[Problem]
Each line that holds the word "delivery" should be returned.

[BEGIN Excerpted records]

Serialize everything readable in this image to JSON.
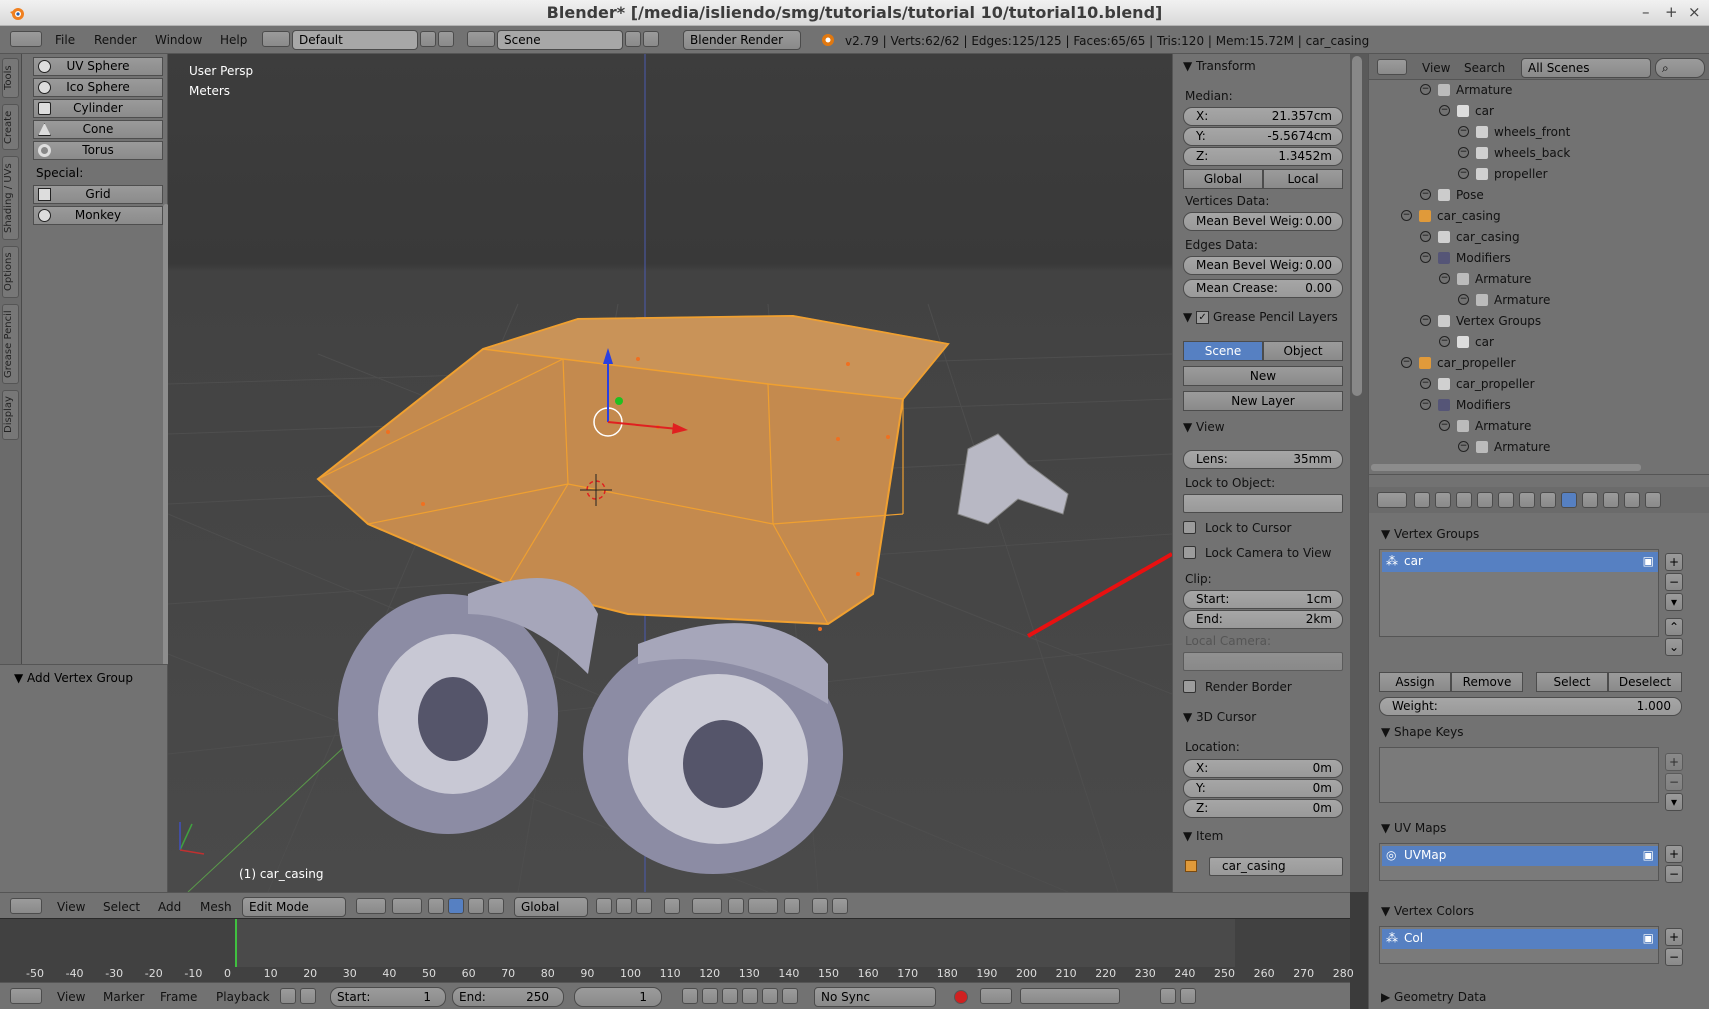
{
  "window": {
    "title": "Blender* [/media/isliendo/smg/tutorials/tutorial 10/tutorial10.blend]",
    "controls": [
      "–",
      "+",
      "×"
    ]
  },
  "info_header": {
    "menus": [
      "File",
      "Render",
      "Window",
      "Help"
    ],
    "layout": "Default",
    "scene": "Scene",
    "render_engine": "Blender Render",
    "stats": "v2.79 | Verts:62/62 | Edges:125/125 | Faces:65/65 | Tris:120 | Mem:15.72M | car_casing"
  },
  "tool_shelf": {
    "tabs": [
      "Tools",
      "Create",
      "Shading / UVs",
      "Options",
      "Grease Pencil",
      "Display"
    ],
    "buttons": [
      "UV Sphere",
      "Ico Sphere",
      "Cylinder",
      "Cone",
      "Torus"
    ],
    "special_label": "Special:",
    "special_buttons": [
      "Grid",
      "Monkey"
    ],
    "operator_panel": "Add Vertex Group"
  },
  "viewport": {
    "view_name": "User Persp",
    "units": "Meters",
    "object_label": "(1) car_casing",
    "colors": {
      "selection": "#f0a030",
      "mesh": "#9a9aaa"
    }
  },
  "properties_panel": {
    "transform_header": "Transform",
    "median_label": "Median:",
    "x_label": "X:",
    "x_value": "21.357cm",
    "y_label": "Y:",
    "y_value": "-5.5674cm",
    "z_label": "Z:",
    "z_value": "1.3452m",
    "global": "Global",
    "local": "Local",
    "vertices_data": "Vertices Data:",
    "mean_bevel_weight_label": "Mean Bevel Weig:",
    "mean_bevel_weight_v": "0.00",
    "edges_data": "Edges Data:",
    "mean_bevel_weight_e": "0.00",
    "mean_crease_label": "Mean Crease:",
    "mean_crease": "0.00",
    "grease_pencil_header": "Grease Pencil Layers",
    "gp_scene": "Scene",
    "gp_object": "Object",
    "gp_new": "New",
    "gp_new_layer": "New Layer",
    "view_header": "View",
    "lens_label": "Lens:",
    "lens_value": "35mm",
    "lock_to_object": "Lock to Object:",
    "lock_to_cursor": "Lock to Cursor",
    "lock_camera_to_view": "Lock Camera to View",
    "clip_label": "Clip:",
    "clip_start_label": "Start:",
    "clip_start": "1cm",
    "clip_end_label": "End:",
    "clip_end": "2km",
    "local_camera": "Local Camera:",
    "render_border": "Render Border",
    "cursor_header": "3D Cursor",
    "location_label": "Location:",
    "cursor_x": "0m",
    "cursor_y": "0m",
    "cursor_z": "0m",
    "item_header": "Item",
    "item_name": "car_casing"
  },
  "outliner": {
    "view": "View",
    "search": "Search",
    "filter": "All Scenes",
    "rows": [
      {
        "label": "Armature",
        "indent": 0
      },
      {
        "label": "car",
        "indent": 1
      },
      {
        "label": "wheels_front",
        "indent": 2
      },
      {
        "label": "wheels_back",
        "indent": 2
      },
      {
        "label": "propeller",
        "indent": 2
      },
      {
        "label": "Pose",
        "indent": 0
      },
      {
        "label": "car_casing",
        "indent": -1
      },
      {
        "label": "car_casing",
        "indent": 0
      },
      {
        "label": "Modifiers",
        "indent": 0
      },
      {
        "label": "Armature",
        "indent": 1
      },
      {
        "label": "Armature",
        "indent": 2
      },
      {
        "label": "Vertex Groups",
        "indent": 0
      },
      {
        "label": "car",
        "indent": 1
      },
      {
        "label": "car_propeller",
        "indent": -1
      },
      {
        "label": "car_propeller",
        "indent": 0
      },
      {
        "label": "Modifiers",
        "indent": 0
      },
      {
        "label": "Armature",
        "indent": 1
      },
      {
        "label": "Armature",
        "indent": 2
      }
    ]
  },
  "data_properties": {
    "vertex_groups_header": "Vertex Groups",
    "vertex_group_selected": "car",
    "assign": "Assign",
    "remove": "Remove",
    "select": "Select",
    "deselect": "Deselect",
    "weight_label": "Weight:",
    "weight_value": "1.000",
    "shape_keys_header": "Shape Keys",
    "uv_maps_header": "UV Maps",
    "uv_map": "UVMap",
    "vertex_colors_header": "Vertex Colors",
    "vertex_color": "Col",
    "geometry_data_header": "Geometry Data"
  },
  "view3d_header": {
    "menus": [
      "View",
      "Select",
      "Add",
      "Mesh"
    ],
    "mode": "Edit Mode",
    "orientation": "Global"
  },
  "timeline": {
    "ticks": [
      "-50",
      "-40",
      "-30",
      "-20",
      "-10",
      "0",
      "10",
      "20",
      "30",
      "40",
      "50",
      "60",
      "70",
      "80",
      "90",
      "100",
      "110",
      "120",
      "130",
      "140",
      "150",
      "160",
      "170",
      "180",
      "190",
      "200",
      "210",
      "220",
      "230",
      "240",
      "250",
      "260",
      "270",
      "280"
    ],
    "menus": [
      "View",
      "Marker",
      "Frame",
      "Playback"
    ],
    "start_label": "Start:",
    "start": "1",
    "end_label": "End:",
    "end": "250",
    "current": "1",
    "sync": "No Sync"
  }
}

[END Excerpted records]
[BEGIN Excerpted records]

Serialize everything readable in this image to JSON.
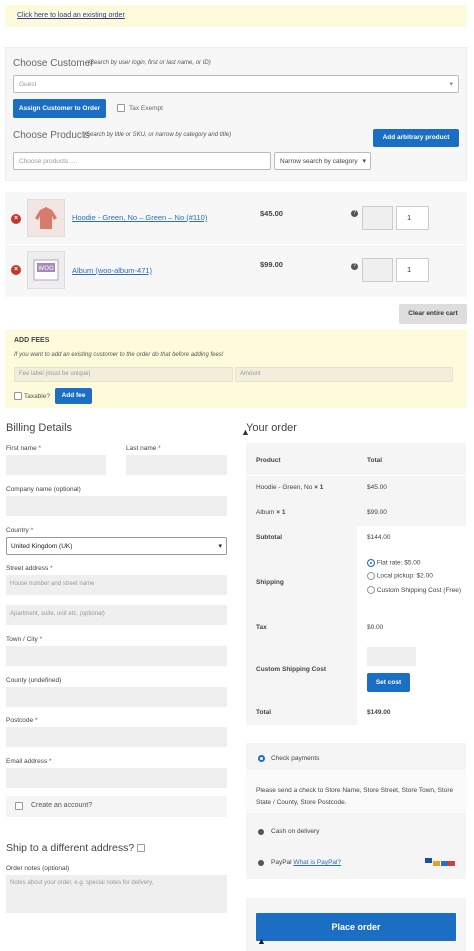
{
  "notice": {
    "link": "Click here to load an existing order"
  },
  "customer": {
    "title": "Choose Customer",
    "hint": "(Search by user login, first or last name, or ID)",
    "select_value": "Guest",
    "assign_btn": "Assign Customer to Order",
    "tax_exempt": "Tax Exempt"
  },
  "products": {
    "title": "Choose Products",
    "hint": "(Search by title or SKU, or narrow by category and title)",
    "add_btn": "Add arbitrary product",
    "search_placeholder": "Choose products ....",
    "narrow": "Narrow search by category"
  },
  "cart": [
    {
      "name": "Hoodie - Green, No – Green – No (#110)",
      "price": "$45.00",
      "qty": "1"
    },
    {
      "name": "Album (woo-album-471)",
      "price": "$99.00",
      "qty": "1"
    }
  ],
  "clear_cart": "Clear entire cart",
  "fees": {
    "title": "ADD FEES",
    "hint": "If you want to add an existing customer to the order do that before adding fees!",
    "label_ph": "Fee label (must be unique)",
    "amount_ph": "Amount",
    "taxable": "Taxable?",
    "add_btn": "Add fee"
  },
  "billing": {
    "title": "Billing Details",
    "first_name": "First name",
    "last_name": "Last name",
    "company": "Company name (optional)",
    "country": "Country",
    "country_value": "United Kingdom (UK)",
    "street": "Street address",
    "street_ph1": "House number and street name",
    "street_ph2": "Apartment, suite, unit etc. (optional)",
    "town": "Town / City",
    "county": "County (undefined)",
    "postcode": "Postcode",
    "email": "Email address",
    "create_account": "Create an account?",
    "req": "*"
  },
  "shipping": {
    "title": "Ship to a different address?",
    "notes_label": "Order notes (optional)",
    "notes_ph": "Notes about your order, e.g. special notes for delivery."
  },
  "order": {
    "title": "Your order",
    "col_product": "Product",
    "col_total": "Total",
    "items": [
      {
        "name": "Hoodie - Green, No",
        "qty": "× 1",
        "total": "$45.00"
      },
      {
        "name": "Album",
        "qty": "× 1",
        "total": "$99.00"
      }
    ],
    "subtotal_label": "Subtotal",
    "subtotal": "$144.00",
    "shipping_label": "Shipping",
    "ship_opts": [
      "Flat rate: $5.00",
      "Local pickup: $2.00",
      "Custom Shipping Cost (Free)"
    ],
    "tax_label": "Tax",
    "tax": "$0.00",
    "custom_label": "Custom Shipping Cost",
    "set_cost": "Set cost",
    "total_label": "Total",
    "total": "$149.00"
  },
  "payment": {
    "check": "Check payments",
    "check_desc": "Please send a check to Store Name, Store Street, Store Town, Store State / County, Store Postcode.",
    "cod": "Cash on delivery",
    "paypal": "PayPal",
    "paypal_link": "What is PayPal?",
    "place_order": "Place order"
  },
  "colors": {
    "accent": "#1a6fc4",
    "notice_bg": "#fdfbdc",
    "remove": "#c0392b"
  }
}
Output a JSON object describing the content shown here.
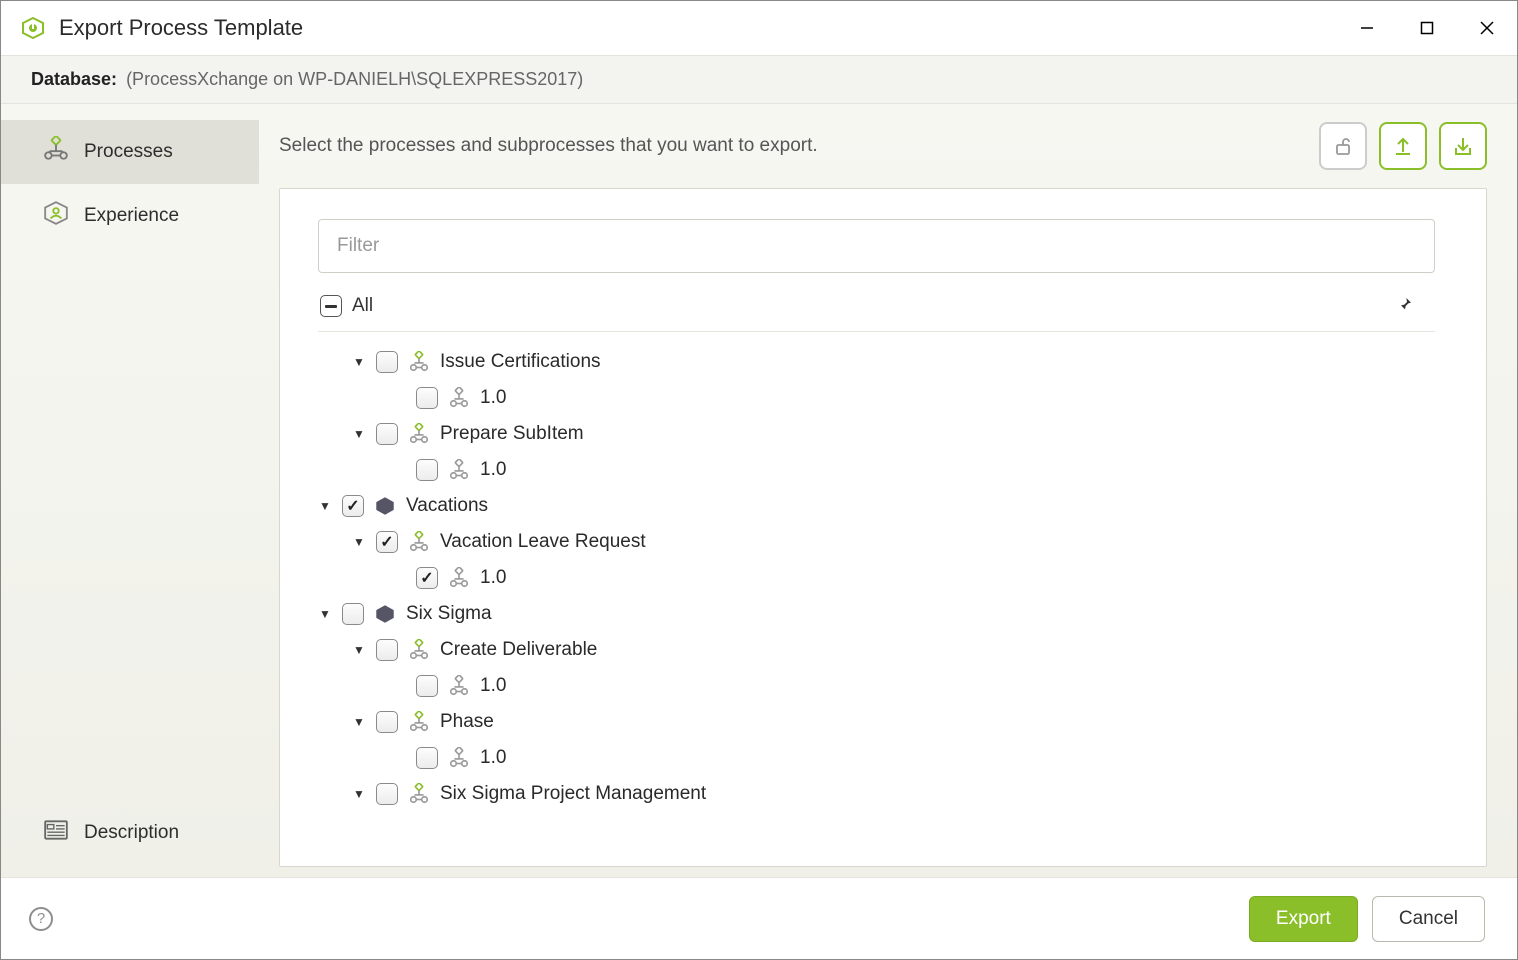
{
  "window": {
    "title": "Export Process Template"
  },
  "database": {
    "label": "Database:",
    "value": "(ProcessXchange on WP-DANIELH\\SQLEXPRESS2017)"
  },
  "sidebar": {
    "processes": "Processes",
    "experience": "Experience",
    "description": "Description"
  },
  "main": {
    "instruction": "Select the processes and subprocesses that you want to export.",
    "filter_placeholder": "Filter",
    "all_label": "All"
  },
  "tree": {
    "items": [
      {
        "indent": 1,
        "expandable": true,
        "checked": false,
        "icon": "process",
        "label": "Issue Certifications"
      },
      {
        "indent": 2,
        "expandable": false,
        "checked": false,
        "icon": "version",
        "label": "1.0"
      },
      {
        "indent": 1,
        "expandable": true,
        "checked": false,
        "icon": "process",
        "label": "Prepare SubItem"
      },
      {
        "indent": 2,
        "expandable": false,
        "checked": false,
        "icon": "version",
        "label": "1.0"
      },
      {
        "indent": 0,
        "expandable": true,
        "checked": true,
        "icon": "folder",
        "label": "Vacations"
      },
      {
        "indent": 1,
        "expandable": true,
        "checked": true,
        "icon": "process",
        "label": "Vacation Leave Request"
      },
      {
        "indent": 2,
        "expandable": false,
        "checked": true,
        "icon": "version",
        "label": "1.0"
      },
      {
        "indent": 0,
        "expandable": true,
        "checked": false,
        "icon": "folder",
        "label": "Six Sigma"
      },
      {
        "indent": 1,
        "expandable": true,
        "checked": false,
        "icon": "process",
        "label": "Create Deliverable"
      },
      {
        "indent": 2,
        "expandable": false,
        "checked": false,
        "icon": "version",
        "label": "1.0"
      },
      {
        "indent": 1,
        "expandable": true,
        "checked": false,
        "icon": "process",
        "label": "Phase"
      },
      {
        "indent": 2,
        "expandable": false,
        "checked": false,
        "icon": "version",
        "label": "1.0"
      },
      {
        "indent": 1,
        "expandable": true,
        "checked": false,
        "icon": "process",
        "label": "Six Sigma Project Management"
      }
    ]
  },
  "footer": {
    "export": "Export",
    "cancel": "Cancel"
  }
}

[END Excerpted records]

[Response]
    "notes_ph": "Notes about your order, e.g. special notes for delivery."
    "cod": "Cash on delivery",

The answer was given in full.